■ **Task statement**: Go through the records underneath and write each one out again exactly.

■ **Exercise input**:
**********

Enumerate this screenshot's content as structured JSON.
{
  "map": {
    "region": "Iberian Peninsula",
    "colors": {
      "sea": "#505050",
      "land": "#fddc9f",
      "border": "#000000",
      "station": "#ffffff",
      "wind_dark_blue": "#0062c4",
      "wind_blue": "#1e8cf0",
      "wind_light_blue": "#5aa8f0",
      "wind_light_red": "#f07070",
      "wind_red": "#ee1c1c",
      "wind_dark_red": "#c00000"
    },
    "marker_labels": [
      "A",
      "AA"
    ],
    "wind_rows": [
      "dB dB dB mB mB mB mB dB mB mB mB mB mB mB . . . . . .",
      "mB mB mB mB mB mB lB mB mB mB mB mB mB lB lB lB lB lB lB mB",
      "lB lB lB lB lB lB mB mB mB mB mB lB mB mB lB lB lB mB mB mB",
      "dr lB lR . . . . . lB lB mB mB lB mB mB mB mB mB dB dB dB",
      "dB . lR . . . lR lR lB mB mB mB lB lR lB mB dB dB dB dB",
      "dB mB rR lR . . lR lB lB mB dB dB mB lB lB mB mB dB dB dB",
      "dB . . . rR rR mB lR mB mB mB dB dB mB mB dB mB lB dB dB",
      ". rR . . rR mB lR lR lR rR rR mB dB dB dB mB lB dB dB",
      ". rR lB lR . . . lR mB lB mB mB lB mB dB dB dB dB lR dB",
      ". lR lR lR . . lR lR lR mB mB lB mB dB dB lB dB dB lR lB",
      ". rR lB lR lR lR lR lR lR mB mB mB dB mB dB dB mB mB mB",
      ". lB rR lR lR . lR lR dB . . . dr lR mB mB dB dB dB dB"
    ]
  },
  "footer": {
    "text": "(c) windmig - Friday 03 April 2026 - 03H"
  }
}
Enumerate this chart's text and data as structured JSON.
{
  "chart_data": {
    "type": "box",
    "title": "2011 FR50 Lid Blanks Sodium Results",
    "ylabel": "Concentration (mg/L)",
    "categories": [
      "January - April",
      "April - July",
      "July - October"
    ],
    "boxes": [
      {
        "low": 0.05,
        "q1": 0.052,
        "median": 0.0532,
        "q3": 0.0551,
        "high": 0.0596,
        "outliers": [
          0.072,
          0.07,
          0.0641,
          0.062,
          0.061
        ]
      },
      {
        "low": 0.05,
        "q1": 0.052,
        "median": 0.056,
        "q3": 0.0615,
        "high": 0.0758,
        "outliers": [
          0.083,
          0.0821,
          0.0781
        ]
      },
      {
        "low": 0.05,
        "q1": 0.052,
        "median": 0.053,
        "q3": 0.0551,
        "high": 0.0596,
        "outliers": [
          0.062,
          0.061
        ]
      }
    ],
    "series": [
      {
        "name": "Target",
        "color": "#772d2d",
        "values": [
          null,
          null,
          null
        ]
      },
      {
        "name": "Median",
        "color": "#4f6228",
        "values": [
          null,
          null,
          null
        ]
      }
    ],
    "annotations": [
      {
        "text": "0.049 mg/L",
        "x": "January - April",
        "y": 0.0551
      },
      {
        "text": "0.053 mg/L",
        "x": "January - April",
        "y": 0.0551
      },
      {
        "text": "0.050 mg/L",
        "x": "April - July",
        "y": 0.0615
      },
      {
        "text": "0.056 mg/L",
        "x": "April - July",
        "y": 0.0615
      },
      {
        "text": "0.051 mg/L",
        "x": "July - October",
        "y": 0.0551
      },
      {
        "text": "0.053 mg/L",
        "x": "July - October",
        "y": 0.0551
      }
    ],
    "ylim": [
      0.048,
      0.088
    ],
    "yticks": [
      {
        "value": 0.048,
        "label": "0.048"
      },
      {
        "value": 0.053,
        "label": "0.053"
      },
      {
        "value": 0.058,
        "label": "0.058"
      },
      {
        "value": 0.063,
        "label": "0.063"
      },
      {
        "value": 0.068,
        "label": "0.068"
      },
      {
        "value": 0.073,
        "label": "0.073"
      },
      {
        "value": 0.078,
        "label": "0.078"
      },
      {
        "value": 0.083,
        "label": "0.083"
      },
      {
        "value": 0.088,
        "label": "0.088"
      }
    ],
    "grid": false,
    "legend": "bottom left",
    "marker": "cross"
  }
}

**********

■ **Written solution**:
Enumerate this screenshot's content as structured JSON.
{
  "map": {
    "region": "Iberian Peninsula",
    "colors": {
      "sea": "#505050",
      "land": "#fddc9f",
      "border": "#000000",
      "station": "#ffffff",
      "wind_dark_blue": "#0062c4",
      "wind_blue": "#1e8cf0",
      "wind_light_blue": "#5aa8f0",
      "wind_light_red": "#f07070",
      "wind_red": "#ee1c1c",
      "wind_dark_red": "#c00000"
    },
    "marker_labels": [
      "A",
      "AA"
    ],
    "wind_rows": [
      "dB dB dB mB mB mB mB dB mB mB mB mB mB mB . . . . . .",
      "mB mB mB mB mB mB lB mB mB mB mB mB mB lB lB lB lB lB lB mB",
      "lB lB lB lB lB lB mB mB mB mB mB lB mB mB lB lB lB mB mB mB",
      "dr lB lR . . . . . lB lB mB mB lB mB mB mB mB mB dB dB dB",
      "dB . lR . . . lR lR lB mB mB mB lB lR lB mB dB dB dB dB",
      "dB mB rR lR . . lR lB lB mB dB dB mB lB lB mB mB dB dB dB",
      "dB . . . rR rR mB lR mB mB mB dB dB mB mB dB mB lB dB dB",
      ". rR . . rR mB lR lR lR rR rR mB dB dB dB mB lB dB dB",
      ". rR lB lR . . . lR mB lB mB mB lB mB dB dB dB dB lR dB",
      ". lR lR lR . . lR lR lR mB mB lB mB dB dB lB dB dB lR lB",
      ". rR lB lR lR lR lR lR lR mB mB mB dB mB dB dB mB mB mB",
      ". lB rR lR lR . lR lR dB . . . dr lR mB mB dB dB dB dB"
    ]
  },
  "footer": {
    "text": "(c) windmig - Friday 03 April 2026 - 03H"
  }
}
Enumerate this chart's text and data as structured JSON.
{
  "chart_data": {
    "type": "box",
    "title": "2011 FR50 Lid Blanks Sodium Results",
    "ylabel": "Concentration (mg/L)",
    "categories": [
      "January - April",
      "April - July",
      "July - October"
    ],
    "boxes": [
      {
        "low": 0.05,
        "q1": 0.052,
        "median": 0.0532,
        "q3": 0.0551,
        "high": 0.0596,
        "outliers": [
          0.072,
          0.07,
          0.0641,
          0.062,
          0.061
        ]
      },
      {
        "low": 0.05,
        "q1": 0.052,
        "median": 0.056,
        "q3": 0.0615,
        "high": 0.0758,
        "outliers": [
          0.083,
          0.0821,
          0.0781
        ]
      },
      {
        "low": 0.05,
        "q1": 0.052,
        "median": 0.053,
        "q3": 0.0551,
        "high": 0.0596,
        "outliers": [
          0.062,
          0.061
        ]
      }
    ],
    "series": [
      {
        "name": "Target",
        "color": "#772d2d",
        "values": [
          null,
          null,
          null
        ]
      },
      {
        "name": "Median",
        "color": "#4f6228",
        "values": [
          null,
          null,
          null
        ]
      }
    ],
    "annotations": [
      {
        "text": "0.049 mg/L",
        "x": "January - April",
        "y": 0.0551
      },
      {
        "text": "0.053 mg/L",
        "x": "January - April",
        "y": 0.0551
      },
      {
        "text": "0.050 mg/L",
        "x": "April - July",
        "y": 0.0615
      },
      {
        "text": "0.056 mg/L",
        "x": "April - July",
        "y": 0.0615
      },
      {
        "text": "0.051 mg/L",
        "x": "July - October",
        "y": 0.0551
      },
      {
        "text": "0.053 mg/L",
        "x": "July - October",
        "y": 0.0551
      }
    ],
    "ylim": [
      0.048,
      0.088
    ],
    "yticks": [
      {
        "value": 0.048,
        "label": "0.048"
      },
      {
        "value": 0.053,
        "label": "0.053"
      },
      {
        "value": 0.058,
        "label": "0.058"
      },
      {
        "value": 0.063,
        "label": "0.063"
      },
      {
        "value": 0.068,
        "label": "0.068"
      },
      {
        "value": 0.073,
        "label": "0.073"
      },
      {
        "value": 0.078,
        "label": "0.078"
      },
      {
        "value": 0.083,
        "label": "0.083"
      },
      {
        "value": 0.088,
        "label": "0.088"
      }
    ],
    "grid": false,
    "legend": "bottom left",
    "marker": "cross"
  }
}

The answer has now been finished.